## Exercise description:
Sift the listing for lines that hold the string "荷物の追跡" and pull them out.

Data items:
^^^^^^^^^^^^^^^^

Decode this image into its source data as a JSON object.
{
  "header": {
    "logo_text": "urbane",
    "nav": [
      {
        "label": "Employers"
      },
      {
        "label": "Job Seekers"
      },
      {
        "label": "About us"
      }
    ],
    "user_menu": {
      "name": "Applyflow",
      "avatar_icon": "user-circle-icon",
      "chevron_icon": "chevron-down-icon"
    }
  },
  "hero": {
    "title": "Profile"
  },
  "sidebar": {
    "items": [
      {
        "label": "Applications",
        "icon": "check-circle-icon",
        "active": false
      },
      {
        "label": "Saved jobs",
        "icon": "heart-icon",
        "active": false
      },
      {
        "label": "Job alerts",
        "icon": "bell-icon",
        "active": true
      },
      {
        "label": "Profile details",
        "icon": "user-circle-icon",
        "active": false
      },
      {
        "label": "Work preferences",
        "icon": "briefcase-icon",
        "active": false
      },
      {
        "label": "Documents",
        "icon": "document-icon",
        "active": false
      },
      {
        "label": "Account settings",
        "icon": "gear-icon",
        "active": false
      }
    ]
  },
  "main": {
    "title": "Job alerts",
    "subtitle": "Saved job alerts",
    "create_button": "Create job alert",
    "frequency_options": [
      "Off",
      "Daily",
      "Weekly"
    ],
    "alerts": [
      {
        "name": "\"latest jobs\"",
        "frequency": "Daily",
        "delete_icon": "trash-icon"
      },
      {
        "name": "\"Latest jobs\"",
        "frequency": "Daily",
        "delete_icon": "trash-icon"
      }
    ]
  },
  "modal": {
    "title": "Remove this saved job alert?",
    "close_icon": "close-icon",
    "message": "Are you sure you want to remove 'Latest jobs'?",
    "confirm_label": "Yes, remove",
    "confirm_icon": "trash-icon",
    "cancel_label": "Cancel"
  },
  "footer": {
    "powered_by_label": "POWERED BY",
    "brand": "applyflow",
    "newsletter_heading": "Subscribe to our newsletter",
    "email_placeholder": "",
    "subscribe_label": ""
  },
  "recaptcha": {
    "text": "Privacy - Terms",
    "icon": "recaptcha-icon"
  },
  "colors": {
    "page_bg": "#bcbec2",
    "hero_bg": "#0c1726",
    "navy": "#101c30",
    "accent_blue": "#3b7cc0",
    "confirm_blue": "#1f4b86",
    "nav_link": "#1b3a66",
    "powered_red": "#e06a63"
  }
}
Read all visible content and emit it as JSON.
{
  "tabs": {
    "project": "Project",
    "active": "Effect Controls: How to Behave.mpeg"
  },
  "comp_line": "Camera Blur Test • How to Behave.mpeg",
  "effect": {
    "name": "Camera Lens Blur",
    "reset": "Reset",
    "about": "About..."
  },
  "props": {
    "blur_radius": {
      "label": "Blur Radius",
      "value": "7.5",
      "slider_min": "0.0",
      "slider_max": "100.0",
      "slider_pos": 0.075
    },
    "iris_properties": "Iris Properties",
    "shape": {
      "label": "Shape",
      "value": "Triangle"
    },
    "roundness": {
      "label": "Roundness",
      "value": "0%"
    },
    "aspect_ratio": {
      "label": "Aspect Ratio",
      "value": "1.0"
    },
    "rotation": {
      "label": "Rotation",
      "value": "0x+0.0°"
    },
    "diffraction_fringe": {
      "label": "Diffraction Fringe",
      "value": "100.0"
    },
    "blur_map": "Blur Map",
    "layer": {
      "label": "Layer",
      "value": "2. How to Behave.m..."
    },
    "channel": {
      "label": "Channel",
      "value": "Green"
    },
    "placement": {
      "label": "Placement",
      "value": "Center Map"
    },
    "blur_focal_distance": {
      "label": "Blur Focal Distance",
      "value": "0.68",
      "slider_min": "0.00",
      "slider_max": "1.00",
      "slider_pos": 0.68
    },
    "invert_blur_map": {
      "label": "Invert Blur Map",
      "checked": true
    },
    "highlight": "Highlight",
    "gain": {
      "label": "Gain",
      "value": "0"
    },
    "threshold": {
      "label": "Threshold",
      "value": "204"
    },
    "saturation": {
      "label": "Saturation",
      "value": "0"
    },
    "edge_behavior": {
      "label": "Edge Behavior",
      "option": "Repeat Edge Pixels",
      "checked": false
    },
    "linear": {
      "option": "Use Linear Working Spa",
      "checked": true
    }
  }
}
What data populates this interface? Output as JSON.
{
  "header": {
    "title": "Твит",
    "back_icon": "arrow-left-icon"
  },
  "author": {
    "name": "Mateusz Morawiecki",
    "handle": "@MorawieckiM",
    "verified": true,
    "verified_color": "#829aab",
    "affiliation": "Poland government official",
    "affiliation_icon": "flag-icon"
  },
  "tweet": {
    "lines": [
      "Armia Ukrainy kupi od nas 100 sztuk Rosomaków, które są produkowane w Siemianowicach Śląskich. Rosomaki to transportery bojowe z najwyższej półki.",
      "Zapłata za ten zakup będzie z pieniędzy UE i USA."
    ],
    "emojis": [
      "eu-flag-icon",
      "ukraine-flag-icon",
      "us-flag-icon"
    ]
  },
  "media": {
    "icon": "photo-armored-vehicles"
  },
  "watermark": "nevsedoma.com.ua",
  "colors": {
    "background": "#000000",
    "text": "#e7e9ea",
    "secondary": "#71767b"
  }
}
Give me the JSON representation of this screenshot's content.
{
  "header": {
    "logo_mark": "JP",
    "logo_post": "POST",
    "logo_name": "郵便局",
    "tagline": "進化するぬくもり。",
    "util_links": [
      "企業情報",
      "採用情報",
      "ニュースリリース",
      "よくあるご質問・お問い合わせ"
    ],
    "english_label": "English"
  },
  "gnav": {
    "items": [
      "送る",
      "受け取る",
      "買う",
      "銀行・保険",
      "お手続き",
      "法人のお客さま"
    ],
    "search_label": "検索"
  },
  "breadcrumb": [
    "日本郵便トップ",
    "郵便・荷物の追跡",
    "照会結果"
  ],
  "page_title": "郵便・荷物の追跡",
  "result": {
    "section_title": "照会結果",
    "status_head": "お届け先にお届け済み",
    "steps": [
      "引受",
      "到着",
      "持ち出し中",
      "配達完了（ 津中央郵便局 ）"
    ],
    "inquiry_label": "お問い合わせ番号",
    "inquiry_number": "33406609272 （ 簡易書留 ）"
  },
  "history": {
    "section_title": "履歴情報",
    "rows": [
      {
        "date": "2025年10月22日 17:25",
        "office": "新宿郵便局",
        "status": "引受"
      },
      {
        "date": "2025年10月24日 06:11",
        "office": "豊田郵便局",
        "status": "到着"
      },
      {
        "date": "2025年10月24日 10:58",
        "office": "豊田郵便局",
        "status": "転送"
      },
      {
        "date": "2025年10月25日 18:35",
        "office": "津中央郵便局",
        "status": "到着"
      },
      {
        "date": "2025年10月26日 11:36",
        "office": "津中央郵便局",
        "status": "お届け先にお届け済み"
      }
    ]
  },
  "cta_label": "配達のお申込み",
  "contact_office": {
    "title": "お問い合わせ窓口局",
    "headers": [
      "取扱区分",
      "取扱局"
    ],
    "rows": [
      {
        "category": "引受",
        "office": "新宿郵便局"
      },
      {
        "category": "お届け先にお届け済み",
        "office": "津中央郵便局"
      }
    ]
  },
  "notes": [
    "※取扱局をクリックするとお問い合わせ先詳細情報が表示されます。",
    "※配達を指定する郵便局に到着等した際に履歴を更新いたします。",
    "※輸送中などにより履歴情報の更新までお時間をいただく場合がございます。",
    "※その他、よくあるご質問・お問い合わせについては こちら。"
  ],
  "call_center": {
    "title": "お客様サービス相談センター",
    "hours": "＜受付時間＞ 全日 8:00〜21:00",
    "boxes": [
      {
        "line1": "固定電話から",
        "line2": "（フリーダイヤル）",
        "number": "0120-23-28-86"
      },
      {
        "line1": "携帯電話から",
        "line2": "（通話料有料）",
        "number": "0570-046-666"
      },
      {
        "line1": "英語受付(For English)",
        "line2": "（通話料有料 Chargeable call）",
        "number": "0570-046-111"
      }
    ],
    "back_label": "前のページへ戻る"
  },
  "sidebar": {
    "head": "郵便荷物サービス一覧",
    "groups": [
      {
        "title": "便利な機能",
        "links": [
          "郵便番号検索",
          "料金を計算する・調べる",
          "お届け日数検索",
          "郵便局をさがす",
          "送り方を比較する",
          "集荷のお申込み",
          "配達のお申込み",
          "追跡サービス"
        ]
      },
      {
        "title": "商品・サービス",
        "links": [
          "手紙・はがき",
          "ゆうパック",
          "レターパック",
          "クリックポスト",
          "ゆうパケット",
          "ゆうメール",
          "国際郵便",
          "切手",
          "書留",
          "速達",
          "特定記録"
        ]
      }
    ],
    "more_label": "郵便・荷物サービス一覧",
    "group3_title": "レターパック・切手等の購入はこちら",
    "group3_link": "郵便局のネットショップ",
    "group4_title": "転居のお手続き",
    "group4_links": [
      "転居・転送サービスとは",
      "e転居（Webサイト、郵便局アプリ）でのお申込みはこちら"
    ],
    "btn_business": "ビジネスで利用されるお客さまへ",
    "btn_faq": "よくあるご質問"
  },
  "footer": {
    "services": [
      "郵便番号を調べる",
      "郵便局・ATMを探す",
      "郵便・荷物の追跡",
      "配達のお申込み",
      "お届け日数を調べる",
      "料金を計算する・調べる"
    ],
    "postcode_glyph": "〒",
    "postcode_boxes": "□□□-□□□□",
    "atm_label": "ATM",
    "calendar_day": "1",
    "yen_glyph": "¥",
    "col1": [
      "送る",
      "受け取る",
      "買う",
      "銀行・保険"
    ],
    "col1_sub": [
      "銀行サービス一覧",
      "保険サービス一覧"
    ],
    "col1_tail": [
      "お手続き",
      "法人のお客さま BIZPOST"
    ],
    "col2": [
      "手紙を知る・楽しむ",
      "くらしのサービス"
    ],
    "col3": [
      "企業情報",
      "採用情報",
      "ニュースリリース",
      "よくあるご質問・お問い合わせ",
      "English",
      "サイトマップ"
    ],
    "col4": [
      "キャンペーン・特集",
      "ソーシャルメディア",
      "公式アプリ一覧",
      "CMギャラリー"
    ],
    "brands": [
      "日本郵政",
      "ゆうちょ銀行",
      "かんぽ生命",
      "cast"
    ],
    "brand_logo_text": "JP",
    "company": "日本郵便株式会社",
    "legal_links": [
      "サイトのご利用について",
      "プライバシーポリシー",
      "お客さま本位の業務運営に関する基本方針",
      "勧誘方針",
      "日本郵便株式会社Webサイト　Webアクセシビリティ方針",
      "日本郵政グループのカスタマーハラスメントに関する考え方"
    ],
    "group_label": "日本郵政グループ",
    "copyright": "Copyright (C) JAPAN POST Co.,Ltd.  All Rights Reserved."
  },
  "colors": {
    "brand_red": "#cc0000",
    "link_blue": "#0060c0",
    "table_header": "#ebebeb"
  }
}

^^^^^^^^^^^^^^^^

## Answer to this task:
    "郵便・荷物の追跡",
  "page_title": "郵便・荷物の追跡",
      "郵便・荷物の追跡",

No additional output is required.